--- begin Dataset excerpts ---
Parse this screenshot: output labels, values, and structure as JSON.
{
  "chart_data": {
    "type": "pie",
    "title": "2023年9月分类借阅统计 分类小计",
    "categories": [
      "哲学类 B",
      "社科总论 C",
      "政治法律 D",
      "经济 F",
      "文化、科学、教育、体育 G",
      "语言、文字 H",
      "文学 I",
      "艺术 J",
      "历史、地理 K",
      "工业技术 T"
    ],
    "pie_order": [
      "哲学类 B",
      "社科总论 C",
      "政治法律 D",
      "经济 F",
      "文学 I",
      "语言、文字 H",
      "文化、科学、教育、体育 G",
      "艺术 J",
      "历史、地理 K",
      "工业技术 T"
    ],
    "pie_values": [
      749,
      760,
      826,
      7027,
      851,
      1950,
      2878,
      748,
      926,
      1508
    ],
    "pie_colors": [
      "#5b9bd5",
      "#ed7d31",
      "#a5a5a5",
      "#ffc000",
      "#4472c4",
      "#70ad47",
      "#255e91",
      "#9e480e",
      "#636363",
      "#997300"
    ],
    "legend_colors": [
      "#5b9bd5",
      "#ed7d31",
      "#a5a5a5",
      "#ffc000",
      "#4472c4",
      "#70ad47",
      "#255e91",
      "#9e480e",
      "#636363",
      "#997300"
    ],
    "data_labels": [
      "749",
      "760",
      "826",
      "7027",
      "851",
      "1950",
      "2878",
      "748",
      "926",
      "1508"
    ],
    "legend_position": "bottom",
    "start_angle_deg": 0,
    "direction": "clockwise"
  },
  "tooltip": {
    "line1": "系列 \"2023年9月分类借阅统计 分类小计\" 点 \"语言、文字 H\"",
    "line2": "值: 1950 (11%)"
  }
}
--- end Dataset excerpts ---
Given instruction.
Output all of the material, please, exactly as it stands.

Answer to the exercise.
Parse this screenshot: output labels, values, and structure as JSON.
{
  "chart_data": {
    "type": "pie",
    "title": "2023年9月分类借阅统计 分类小计",
    "categories": [
      "哲学类 B",
      "社科总论 C",
      "政治法律 D",
      "经济 F",
      "文化、科学、教育、体育 G",
      "语言、文字 H",
      "文学 I",
      "艺术 J",
      "历史、地理 K",
      "工业技术 T"
    ],
    "pie_order": [
      "哲学类 B",
      "社科总论 C",
      "政治法律 D",
      "经济 F",
      "文学 I",
      "语言、文字 H",
      "文化、科学、教育、体育 G",
      "艺术 J",
      "历史、地理 K",
      "工业技术 T"
    ],
    "pie_values": [
      749,
      760,
      826,
      7027,
      851,
      1950,
      2878,
      748,
      926,
      1508
    ],
    "pie_colors": [
      "#5b9bd5",
      "#ed7d31",
      "#a5a5a5",
      "#ffc000",
      "#4472c4",
      "#70ad47",
      "#255e91",
      "#9e480e",
      "#636363",
      "#997300"
    ],
    "legend_colors": [
      "#5b9bd5",
      "#ed7d31",
      "#a5a5a5",
      "#ffc000",
      "#4472c4",
      "#70ad47",
      "#255e91",
      "#9e480e",
      "#636363",
      "#997300"
    ],
    "data_labels": [
      "749",
      "760",
      "826",
      "7027",
      "851",
      "1950",
      "2878",
      "748",
      "926",
      "1508"
    ],
    "legend_position": "bottom",
    "start_angle_deg": 0,
    "direction": "clockwise"
  },
  "tooltip": {
    "line1": "系列 \"2023年9月分类借阅统计 分类小计\" 点 \"语言、文字 H\"",
    "line2": "值: 1950 (11%)"
  }
}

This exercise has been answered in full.